═════ Available records ═════

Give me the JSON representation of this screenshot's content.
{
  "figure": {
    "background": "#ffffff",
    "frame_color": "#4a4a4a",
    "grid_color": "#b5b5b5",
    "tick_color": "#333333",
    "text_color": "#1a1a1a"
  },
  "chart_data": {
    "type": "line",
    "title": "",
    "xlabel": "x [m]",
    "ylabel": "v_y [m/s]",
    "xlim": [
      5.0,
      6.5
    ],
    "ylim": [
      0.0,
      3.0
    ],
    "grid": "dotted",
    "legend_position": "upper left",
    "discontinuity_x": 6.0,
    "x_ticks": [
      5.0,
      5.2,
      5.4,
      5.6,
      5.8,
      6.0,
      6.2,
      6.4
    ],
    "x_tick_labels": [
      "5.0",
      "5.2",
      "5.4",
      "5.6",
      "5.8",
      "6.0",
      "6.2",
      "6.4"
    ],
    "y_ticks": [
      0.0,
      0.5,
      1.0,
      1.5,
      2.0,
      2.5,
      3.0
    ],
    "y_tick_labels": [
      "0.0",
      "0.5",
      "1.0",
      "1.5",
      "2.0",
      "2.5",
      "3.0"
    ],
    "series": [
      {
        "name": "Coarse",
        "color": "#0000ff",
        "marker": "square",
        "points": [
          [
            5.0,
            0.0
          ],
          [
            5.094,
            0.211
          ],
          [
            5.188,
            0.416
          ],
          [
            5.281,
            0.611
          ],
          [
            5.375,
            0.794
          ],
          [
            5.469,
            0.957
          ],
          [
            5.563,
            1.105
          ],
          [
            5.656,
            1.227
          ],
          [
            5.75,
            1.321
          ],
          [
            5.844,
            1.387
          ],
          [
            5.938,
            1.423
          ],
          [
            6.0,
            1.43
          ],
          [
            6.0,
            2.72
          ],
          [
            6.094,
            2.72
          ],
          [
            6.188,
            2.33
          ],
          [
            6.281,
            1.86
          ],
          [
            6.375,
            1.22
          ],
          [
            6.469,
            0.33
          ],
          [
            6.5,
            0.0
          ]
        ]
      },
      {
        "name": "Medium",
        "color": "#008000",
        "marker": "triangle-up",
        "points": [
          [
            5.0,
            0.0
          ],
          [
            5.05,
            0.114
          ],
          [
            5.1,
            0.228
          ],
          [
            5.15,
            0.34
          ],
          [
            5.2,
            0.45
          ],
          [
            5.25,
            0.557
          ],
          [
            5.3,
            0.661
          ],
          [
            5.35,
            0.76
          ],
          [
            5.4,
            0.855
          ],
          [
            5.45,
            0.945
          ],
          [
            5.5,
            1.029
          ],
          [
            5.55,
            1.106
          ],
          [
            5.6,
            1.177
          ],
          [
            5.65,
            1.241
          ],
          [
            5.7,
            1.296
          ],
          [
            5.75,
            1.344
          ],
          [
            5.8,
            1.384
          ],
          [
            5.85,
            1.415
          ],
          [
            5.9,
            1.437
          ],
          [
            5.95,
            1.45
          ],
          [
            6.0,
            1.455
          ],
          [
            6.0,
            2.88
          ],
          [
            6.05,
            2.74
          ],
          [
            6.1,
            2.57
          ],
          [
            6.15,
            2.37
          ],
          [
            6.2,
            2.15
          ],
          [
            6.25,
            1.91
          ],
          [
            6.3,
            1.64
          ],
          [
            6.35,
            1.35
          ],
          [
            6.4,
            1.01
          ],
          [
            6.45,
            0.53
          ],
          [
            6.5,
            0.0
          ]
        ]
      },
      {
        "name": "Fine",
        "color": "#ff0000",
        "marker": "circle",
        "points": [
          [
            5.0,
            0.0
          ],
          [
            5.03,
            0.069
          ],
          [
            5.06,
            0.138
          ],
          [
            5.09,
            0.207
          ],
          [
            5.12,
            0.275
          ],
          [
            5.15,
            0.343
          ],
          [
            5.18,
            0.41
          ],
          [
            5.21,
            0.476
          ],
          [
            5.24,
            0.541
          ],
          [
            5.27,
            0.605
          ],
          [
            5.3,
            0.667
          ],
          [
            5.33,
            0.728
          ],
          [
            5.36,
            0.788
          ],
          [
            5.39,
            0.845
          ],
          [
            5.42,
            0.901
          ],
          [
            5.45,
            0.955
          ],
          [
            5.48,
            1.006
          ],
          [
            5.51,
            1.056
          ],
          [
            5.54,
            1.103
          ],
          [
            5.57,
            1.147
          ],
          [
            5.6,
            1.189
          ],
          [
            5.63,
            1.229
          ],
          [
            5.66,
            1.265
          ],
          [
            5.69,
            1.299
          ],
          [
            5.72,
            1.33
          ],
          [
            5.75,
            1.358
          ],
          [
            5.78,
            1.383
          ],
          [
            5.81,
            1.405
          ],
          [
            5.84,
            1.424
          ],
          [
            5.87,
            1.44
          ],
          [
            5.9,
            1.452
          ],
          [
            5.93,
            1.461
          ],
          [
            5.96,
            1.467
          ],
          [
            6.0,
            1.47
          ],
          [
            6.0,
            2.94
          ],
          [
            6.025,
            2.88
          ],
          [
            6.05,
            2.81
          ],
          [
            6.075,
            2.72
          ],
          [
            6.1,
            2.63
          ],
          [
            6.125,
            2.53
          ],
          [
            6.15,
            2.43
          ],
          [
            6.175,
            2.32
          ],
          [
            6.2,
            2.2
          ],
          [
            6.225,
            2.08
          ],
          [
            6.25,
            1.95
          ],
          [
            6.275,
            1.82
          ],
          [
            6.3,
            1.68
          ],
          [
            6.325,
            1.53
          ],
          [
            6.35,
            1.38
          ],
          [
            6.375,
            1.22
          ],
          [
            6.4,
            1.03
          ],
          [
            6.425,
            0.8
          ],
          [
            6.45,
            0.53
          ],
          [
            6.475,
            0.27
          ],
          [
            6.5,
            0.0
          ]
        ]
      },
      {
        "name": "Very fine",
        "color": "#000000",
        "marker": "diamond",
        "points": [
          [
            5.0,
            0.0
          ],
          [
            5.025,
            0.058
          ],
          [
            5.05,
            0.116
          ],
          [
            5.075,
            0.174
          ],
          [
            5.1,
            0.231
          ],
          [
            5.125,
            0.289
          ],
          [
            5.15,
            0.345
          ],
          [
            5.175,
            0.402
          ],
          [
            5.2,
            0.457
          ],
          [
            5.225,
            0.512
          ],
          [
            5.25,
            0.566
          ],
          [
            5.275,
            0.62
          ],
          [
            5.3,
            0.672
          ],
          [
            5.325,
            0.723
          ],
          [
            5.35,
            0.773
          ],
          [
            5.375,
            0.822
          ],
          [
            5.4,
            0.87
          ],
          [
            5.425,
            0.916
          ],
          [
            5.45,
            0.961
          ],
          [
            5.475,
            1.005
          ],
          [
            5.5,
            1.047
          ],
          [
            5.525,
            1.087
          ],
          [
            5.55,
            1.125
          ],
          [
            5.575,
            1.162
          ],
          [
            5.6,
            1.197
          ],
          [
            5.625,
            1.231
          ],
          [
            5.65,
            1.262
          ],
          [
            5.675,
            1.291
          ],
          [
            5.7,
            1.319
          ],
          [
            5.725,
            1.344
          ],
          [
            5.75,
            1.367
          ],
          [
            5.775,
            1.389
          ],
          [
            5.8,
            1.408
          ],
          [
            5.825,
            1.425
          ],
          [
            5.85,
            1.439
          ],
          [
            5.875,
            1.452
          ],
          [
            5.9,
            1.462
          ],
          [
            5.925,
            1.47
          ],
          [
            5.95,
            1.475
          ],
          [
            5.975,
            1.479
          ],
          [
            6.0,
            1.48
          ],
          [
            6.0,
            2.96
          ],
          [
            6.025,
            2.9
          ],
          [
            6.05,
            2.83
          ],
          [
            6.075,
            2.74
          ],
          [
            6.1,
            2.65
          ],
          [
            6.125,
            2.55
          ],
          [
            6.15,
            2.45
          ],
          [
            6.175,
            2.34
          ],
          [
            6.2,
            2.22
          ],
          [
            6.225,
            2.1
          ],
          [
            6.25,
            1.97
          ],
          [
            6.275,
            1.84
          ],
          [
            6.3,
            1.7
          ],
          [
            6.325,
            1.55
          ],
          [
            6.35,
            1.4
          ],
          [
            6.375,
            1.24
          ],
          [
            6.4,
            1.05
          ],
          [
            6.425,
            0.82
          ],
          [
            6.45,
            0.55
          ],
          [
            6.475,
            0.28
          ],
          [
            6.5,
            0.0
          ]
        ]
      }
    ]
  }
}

═════

Given problem. State, as a number only, how many lines in the entries include "name".

Finished exercise. 4